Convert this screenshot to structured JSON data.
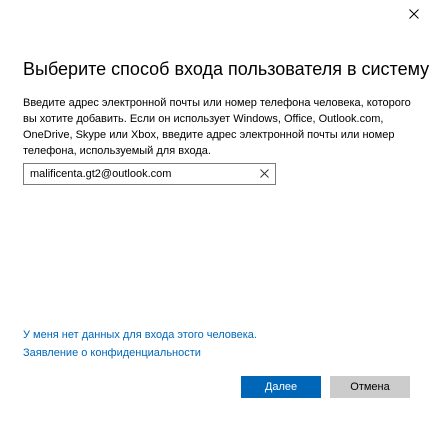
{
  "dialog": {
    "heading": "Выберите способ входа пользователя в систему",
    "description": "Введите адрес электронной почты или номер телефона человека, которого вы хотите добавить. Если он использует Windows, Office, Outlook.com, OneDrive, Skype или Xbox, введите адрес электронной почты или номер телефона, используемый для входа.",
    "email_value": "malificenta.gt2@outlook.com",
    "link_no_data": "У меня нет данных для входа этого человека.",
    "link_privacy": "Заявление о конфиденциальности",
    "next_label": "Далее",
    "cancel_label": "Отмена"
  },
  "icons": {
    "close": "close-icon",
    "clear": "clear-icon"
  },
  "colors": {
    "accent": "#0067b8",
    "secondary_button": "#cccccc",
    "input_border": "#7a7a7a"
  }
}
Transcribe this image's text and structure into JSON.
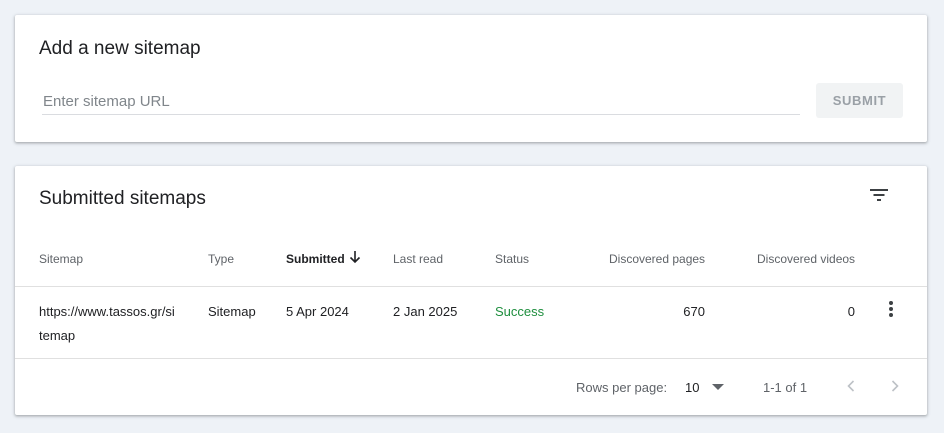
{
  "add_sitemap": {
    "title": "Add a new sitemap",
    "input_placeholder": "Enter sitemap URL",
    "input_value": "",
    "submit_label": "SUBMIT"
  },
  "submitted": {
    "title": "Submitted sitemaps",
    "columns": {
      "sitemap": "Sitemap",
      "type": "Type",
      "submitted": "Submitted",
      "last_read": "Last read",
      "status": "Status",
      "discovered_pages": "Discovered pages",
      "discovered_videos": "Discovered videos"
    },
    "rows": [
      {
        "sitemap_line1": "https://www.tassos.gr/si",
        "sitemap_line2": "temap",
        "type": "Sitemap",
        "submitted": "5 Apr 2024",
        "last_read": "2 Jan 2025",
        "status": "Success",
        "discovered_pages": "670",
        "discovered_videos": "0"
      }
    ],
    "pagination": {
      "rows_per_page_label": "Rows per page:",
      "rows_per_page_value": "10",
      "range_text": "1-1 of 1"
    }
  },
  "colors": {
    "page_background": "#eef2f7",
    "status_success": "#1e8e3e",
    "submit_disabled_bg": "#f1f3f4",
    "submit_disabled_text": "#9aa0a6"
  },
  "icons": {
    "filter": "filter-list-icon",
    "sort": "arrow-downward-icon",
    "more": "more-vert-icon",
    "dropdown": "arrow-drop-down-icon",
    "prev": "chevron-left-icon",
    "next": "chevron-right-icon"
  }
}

___

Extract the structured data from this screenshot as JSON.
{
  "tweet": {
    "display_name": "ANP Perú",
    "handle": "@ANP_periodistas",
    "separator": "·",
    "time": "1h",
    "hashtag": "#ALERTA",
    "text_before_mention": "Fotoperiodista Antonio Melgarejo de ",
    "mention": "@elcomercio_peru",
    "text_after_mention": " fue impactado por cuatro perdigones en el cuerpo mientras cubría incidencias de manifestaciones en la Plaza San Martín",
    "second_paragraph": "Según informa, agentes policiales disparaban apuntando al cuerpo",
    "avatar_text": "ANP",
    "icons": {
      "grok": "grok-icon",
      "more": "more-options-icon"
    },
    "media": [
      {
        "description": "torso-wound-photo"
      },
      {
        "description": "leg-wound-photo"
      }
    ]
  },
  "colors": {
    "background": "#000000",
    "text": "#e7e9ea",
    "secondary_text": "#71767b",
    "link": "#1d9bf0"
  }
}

___

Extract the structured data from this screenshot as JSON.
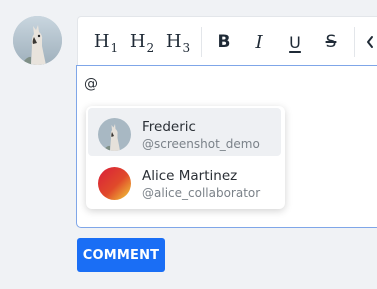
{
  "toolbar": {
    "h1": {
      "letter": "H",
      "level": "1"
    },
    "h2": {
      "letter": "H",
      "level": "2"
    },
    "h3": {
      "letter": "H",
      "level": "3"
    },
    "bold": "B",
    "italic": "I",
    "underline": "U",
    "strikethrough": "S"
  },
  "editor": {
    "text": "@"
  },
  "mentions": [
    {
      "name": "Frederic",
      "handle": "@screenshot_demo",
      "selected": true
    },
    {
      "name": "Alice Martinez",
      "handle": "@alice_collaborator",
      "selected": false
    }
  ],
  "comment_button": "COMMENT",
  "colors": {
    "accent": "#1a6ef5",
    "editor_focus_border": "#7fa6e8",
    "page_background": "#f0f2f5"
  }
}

___

Exercise instructions
Your task is to list each line of the records with the word "cuerpo".

Correct result
    "text_after_mention": " fue impactado por cuatro perdigones en el cuerpo mientras cubría incidencias de manifestaciones en la Plaza San Martín",
    "second_paragraph": "Según informa, agentes policiales disparaban apuntando al cuerpo",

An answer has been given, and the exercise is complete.